BEGIN Recorded data
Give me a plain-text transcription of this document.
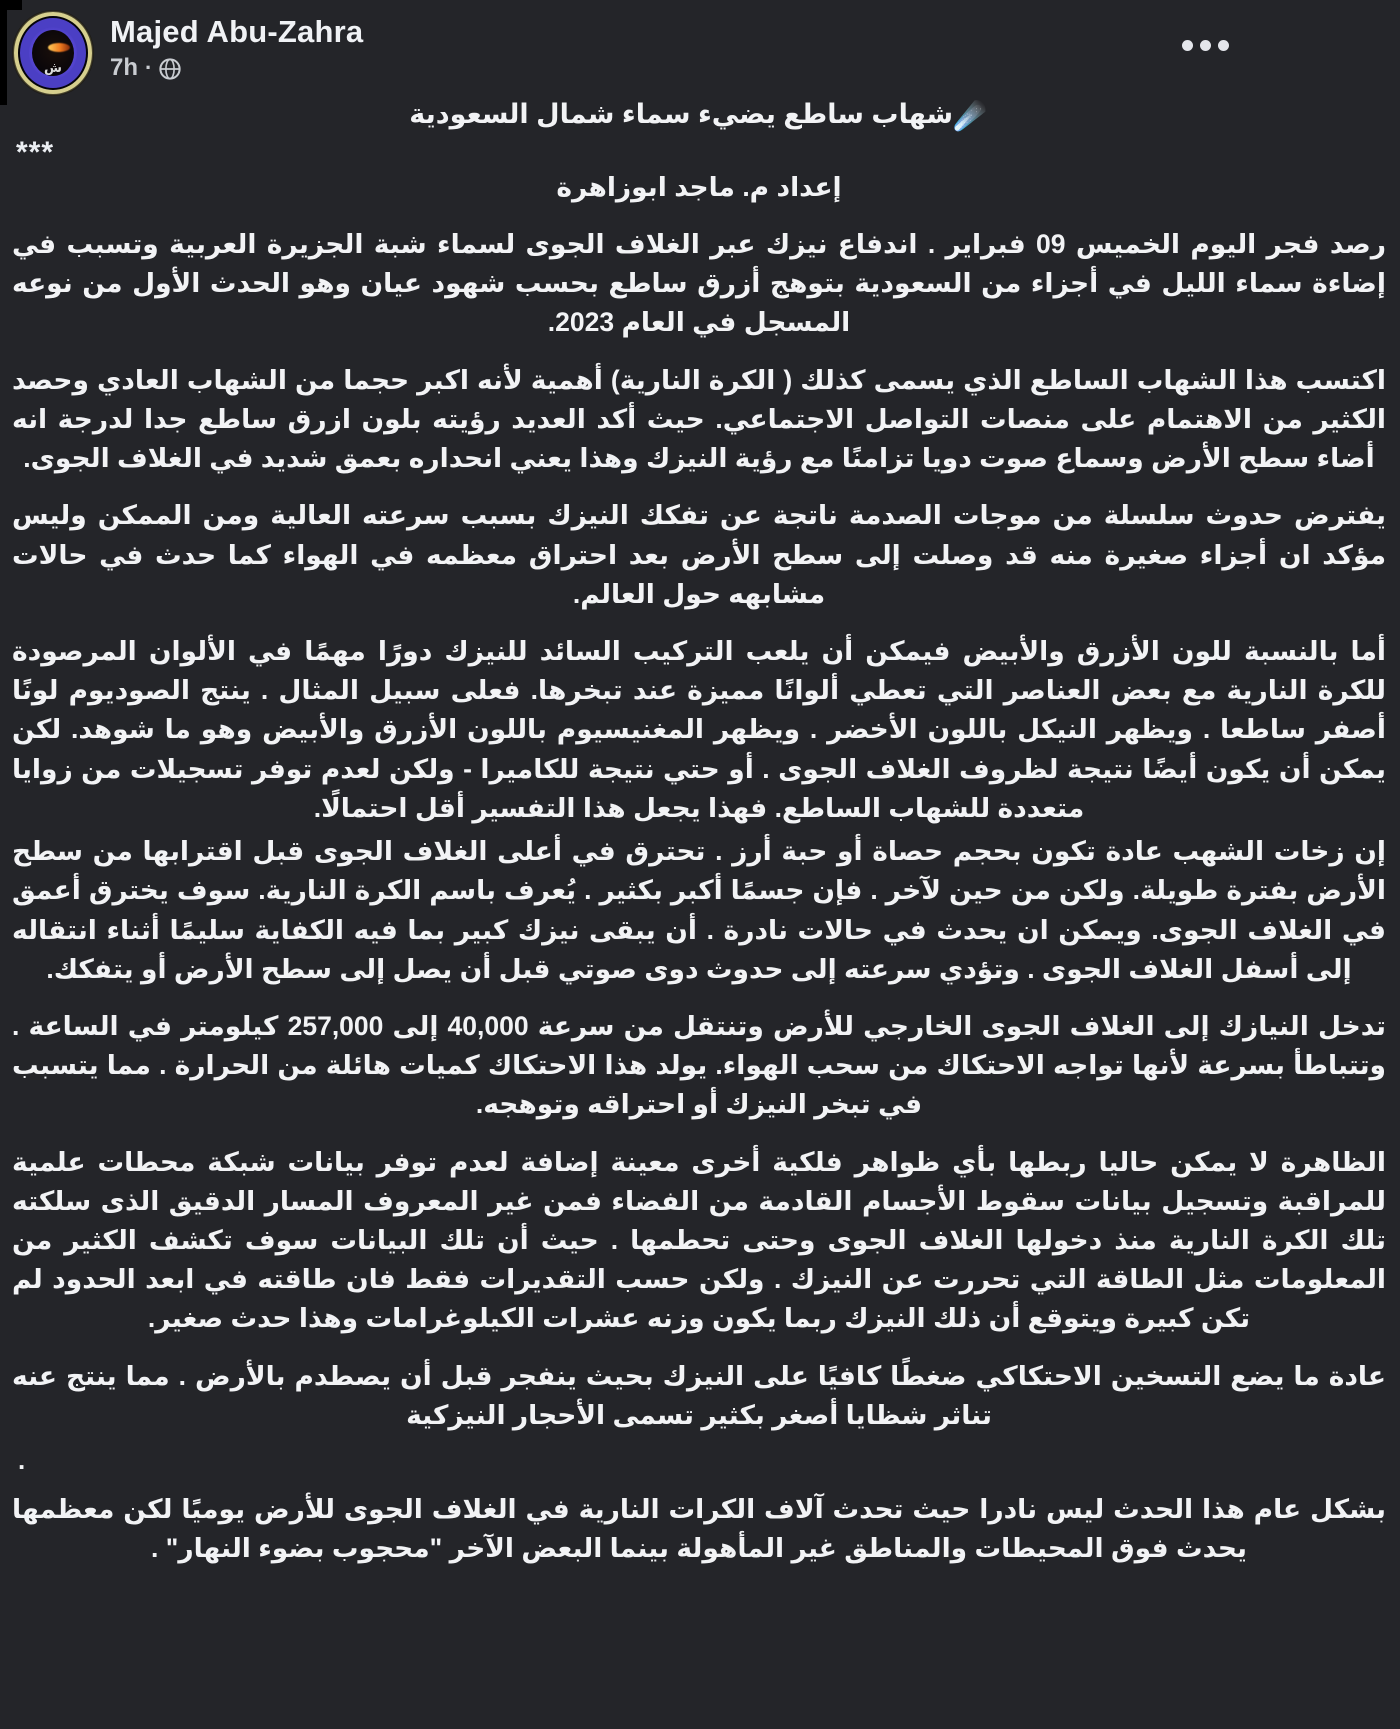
ش
Majed Abu-Zahra
7h ·
***
☄️شهاب ساطع يضيء سماء شمال السعودية
إعداد م. ماجد ابوزاهرة

رصد فجر اليوم الخميس 09 فبراير . اندفاع نيزك عبر الغلاف الجوى لسماء شبة الجزيرة العربية وتسبب في إضاءة سماء الليل في أجزاء من السعودية بتوهج أزرق ساطع بحسب شهود عيان وهو الحدث الأول من نوعه المسجل في العام 2023.

اكتسب هذا الشهاب الساطع الذي يسمى كذلك ( الكرة النارية) أهمية لأنه اكبر حجما من الشهاب العادي وحصد الكثير من الاهتمام على منصات التواصل الاجتماعي. حيث أكد العديد رؤيته بلون ازرق ساطع جدا لدرجة انه أضاء سطح الأرض وسماع صوت دويا تزامنًا مع رؤية النيزك وهذا يعني انحداره بعمق شديد في الغلاف الجوى.

يفترض حدوث سلسلة من موجات الصدمة ناتجة عن تفكك النيزك بسبب سرعته العالية ومن الممكن وليس مؤكد ان أجزاء صغيرة منه قد وصلت إلى سطح الأرض بعد احتراق معظمه في الهواء كما حدث في حالات مشابهه حول العالم.

أما بالنسبة للون الأزرق والأبيض فيمكن أن يلعب التركيب السائد للنيزك دورًا مهمًا في الألوان المرصودة للكرة النارية مع بعض العناصر التي تعطي ألوانًا مميزة عند تبخرها. فعلى سبيل المثال . ينتج الصوديوم لونًا أصفر ساطعا . ويظهر النيكل باللون الأخضر . ويظهر المغنيسيوم باللون الأزرق والأبيض وهو ما شوهد. لكن يمكن أن يكون أيضًا نتيجة لظروف الغلاف الجوى . أو حتي نتيجة للكاميرا - ولكن لعدم توفر تسجيلات من زوايا متعددة للشهاب الساطع. فهذا يجعل هذا التفسير أقل احتمالًا.

إن زخات الشهب عادة تكون بحجم حصاة أو حبة أرز . تحترق في أعلى الغلاف الجوى قبل اقترابها من سطح الأرض بفترة طويلة. ولكن من حين لآخر . فإن جسمًا أكبر بكثير . يُعرف باسم الكرة النارية. سوف يخترق أعمق في الغلاف الجوى. ويمكن ان يحدث في حالات نادرة . أن يبقى نيزك كبير بما فيه الكفاية سليمًا أثناء انتقاله إلى أسفل الغلاف الجوى . وتؤدي سرعته إلى حدوث دوى صوتي قبل أن يصل إلى سطح الأرض أو يتفكك.

تدخل النيازك إلى الغلاف الجوى الخارجي للأرض وتنتقل من سرعة 40,000 إلى 257,000 كيلومتر في الساعة . وتتباطأ بسرعة لأنها تواجه الاحتكاك من سحب الهواء. يولد هذا الاحتكاك كميات هائلة من الحرارة . مما يتسبب في تبخر النيزك أو احتراقه وتوهجه.

الظاهرة لا يمكن حاليا ربطها بأي ظواهر فلكية أخرى معينة إضافة لعدم توفر بيانات شبكة محطات علمية للمراقبة وتسجيل بيانات سقوط الأجسام القادمة من الفضاء فمن غير المعروف المسار الدقيق الذى سلكته تلك الكرة النارية منذ دخولها الغلاف الجوى وحتى تحطمها . حيث أن تلك البيانات سوف تكشف الكثير من المعلومات مثل الطاقة التي تحررت عن النيزك . ولكن حسب التقديرات فقط فان طاقته في ابعد الحدود لم تكن كبيرة ويتوقع أن ذلك النيزك ربما يكون وزنه عشرات الكيلوغرامات وهذا حدث صغير.

عادة ما يضع التسخين الاحتكاكي ضغطًا كافيًا على النيزك بحيث ينفجر قبل أن يصطدم بالأرض . مما ينتج عنه تناثر شظايا أصغر بكثير تسمى الأحجار النيزكية

.

بشكل عام هذا الحدث ليس نادرا حيث تحدث آلاف الكرات النارية في الغلاف الجوى للأرض يوميًا لكن معظمها يحدث فوق المحيطات والمناطق غير المأهولة بينما البعض الآخر "محجوب بضوء النهار" .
END Recorded data
**Aim of the exercise**
Repeat the data exactly, without the pictures.

**In response**
Give me a plain-text transcription of this document.
ش
Majed Abu-Zahra
7h ·
***
☄️شهاب ساطع يضيء سماء شمال السعودية
إعداد م. ماجد ابوزاهرة

رصد فجر اليوم الخميس 09 فبراير . اندفاع نيزك عبر الغلاف الجوى لسماء شبة الجزيرة العربية وتسبب في إضاءة سماء الليل في أجزاء من السعودية بتوهج أزرق ساطع بحسب شهود عيان وهو الحدث الأول من نوعه المسجل في العام 2023.

اكتسب هذا الشهاب الساطع الذي يسمى كذلك ( الكرة النارية) أهمية لأنه اكبر حجما من الشهاب العادي وحصد الكثير من الاهتمام على منصات التواصل الاجتماعي. حيث أكد العديد رؤيته بلون ازرق ساطع جدا لدرجة انه أضاء سطح الأرض وسماع صوت دويا تزامنًا مع رؤية النيزك وهذا يعني انحداره بعمق شديد في الغلاف الجوى.

يفترض حدوث سلسلة من موجات الصدمة ناتجة عن تفكك النيزك بسبب سرعته العالية ومن الممكن وليس مؤكد ان أجزاء صغيرة منه قد وصلت إلى سطح الأرض بعد احتراق معظمه في الهواء كما حدث في حالات مشابهه حول العالم.

أما بالنسبة للون الأزرق والأبيض فيمكن أن يلعب التركيب السائد للنيزك دورًا مهمًا في الألوان المرصودة للكرة النارية مع بعض العناصر التي تعطي ألوانًا مميزة عند تبخرها. فعلى سبيل المثال . ينتج الصوديوم لونًا أصفر ساطعا . ويظهر النيكل باللون الأخضر . ويظهر المغنيسيوم باللون الأزرق والأبيض وهو ما شوهد. لكن يمكن أن يكون أيضًا نتيجة لظروف الغلاف الجوى . أو حتي نتيجة للكاميرا - ولكن لعدم توفر تسجيلات من زوايا متعددة للشهاب الساطع. فهذا يجعل هذا التفسير أقل احتمالًا.

إن زخات الشهب عادة تكون بحجم حصاة أو حبة أرز . تحترق في أعلى الغلاف الجوى قبل اقترابها من سطح الأرض بفترة طويلة. ولكن من حين لآخر . فإن جسمًا أكبر بكثير . يُعرف باسم الكرة النارية. سوف يخترق أعمق في الغلاف الجوى. ويمكن ان يحدث في حالات نادرة . أن يبقى نيزك كبير بما فيه الكفاية سليمًا أثناء انتقاله إلى أسفل الغلاف الجوى . وتؤدي سرعته إلى حدوث دوى صوتي قبل أن يصل إلى سطح الأرض أو يتفكك.

تدخل النيازك إلى الغلاف الجوى الخارجي للأرض وتنتقل من سرعة 40,000 إلى 257,000 كيلومتر في الساعة . وتتباطأ بسرعة لأنها تواجه الاحتكاك من سحب الهواء. يولد هذا الاحتكاك كميات هائلة من الحرارة . مما يتسبب في تبخر النيزك أو احتراقه وتوهجه.

الظاهرة لا يمكن حاليا ربطها بأي ظواهر فلكية أخرى معينة إضافة لعدم توفر بيانات شبكة محطات علمية للمراقبة وتسجيل بيانات سقوط الأجسام القادمة من الفضاء فمن غير المعروف المسار الدقيق الذى سلكته تلك الكرة النارية منذ دخولها الغلاف الجوى وحتى تحطمها . حيث أن تلك البيانات سوف تكشف الكثير من المعلومات مثل الطاقة التي تحررت عن النيزك . ولكن حسب التقديرات فقط فان طاقته في ابعد الحدود لم تكن كبيرة ويتوقع أن ذلك النيزك ربما يكون وزنه عشرات الكيلوغرامات وهذا حدث صغير.

عادة ما يضع التسخين الاحتكاكي ضغطًا كافيًا على النيزك بحيث ينفجر قبل أن يصطدم بالأرض . مما ينتج عنه تناثر شظايا أصغر بكثير تسمى الأحجار النيزكية

.

بشكل عام هذا الحدث ليس نادرا حيث تحدث آلاف الكرات النارية في الغلاف الجوى للأرض يوميًا لكن معظمها يحدث فوق المحيطات والمناطق غير المأهولة بينما البعض الآخر "محجوب بضوء النهار" .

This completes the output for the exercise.